**What is required**
Every line below that includes "Findings" counts toward the total. Report that total alone.

**Available data**

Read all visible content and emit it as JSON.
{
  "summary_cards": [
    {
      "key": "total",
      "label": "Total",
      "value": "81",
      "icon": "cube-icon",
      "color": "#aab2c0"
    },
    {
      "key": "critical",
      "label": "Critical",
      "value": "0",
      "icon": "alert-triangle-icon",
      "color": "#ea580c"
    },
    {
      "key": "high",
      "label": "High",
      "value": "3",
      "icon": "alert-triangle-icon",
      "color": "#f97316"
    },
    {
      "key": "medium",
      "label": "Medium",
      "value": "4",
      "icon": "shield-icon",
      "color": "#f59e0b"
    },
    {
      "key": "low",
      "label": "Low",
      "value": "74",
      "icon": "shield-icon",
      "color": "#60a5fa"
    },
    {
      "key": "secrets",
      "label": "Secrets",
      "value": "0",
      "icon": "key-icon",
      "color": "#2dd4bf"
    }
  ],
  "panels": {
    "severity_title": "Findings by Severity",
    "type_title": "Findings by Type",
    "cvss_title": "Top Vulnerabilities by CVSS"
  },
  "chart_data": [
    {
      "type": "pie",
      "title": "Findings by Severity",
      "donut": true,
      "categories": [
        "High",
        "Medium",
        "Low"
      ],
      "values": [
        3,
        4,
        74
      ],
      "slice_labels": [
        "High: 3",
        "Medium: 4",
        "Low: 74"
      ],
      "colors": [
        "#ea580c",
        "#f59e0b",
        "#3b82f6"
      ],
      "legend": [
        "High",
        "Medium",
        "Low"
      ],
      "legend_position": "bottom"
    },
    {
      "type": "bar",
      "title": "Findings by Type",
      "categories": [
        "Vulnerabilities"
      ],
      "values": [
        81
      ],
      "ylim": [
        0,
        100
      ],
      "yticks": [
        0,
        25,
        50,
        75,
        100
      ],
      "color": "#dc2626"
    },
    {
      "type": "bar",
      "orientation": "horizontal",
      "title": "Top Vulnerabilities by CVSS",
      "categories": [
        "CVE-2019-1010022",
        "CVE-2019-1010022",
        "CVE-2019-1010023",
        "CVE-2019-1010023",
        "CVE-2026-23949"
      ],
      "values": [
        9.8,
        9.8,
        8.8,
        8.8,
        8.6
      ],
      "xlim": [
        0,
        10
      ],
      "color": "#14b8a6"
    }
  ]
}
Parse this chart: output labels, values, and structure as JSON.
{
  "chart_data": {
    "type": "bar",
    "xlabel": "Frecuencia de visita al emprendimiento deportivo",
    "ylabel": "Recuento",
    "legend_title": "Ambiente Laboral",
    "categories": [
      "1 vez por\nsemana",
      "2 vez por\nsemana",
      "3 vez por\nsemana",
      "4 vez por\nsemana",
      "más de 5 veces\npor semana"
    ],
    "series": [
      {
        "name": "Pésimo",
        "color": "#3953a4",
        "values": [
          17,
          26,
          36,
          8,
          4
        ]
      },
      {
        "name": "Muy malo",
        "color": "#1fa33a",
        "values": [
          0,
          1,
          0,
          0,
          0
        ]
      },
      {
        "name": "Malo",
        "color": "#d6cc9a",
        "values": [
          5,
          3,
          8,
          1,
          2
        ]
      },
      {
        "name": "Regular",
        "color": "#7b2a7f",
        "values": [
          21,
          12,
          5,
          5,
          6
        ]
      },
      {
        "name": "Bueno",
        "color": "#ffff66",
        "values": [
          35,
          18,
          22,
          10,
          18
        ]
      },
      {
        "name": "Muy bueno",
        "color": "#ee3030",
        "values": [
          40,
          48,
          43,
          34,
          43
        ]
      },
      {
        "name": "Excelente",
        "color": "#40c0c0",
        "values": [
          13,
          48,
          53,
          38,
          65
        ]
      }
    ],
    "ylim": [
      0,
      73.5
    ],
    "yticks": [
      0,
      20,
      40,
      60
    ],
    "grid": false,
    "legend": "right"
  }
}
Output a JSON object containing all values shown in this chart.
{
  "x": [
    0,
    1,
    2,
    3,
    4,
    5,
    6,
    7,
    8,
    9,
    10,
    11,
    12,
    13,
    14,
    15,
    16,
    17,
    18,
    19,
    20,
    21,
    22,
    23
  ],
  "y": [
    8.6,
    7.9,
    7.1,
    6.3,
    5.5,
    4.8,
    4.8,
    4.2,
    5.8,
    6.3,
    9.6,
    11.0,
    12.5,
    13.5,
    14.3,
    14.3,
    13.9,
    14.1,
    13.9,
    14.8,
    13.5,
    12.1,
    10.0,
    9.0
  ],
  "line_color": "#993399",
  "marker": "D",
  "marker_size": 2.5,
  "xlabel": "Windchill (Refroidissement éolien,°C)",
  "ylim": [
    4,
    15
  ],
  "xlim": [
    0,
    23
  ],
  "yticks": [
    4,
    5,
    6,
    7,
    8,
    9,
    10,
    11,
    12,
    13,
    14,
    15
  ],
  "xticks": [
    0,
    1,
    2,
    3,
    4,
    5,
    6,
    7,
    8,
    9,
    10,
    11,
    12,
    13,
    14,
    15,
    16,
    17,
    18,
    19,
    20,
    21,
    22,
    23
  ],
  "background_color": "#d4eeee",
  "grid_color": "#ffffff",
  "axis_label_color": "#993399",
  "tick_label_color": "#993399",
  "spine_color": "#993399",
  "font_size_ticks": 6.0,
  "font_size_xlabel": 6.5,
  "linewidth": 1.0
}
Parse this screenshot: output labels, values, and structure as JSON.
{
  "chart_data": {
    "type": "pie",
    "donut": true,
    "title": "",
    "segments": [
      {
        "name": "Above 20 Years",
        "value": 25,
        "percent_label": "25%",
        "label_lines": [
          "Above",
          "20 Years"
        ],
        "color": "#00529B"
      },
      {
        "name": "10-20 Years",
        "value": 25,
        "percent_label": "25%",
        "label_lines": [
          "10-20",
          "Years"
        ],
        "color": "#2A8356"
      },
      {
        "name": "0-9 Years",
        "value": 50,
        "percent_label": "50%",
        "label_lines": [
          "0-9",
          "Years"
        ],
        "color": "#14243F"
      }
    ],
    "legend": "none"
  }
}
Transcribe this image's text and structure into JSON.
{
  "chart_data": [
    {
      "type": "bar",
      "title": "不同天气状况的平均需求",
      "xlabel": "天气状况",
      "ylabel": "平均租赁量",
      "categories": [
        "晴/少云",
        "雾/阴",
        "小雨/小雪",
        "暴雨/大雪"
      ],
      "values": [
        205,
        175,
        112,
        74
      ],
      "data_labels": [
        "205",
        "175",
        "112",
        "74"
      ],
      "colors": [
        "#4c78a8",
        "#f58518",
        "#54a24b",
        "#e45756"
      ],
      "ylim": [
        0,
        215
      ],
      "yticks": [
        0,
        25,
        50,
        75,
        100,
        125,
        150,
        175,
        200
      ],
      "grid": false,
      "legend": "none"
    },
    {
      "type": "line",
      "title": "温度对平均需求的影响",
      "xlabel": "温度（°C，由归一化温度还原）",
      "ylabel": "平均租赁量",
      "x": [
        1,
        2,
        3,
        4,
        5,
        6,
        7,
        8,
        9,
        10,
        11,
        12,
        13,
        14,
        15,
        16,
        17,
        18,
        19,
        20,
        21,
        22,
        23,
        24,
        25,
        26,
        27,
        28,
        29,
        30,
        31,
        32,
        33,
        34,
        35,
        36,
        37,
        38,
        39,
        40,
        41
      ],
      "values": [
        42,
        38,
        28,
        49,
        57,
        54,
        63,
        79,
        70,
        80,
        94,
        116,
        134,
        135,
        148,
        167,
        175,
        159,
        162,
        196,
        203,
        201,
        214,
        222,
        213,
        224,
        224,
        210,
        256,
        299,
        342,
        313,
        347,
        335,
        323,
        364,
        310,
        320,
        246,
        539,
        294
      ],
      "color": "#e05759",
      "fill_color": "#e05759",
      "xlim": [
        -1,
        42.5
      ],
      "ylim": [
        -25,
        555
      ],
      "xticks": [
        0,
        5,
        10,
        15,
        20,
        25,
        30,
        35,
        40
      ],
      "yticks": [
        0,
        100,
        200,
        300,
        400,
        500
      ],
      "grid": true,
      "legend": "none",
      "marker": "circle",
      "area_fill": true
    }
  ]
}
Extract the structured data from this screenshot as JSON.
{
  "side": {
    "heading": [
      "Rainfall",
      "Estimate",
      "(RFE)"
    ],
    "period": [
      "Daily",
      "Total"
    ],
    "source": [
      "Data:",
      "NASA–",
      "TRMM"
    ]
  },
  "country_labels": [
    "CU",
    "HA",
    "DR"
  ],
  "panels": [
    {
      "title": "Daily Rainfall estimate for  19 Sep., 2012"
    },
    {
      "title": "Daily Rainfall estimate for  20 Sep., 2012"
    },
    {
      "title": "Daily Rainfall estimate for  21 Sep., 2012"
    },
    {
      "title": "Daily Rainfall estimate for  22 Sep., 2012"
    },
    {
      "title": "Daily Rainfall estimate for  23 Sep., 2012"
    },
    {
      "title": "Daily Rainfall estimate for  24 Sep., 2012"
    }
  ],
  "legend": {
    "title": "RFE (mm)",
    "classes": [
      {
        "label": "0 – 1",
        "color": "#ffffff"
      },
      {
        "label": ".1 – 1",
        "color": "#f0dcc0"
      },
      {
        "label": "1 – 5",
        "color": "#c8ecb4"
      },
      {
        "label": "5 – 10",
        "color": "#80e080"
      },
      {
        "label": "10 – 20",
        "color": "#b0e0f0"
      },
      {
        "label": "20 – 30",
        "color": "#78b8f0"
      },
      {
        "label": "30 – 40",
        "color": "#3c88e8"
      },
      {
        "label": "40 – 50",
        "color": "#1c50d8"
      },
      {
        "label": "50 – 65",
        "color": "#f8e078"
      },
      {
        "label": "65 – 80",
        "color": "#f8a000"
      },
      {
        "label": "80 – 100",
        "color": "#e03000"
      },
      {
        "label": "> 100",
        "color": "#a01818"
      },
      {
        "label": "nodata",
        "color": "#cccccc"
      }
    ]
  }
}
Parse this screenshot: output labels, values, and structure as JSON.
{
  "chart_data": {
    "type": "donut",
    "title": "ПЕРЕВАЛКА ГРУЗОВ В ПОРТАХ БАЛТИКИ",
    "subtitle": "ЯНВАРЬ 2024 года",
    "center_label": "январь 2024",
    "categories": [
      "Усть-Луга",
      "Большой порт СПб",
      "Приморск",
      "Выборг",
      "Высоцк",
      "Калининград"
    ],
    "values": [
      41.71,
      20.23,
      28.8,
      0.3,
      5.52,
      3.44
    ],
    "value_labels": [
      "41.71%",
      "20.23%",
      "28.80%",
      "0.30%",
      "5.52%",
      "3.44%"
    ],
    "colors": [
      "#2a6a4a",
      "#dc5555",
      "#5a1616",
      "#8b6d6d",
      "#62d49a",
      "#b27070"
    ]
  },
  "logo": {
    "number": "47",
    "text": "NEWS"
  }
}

**Finished answer**
4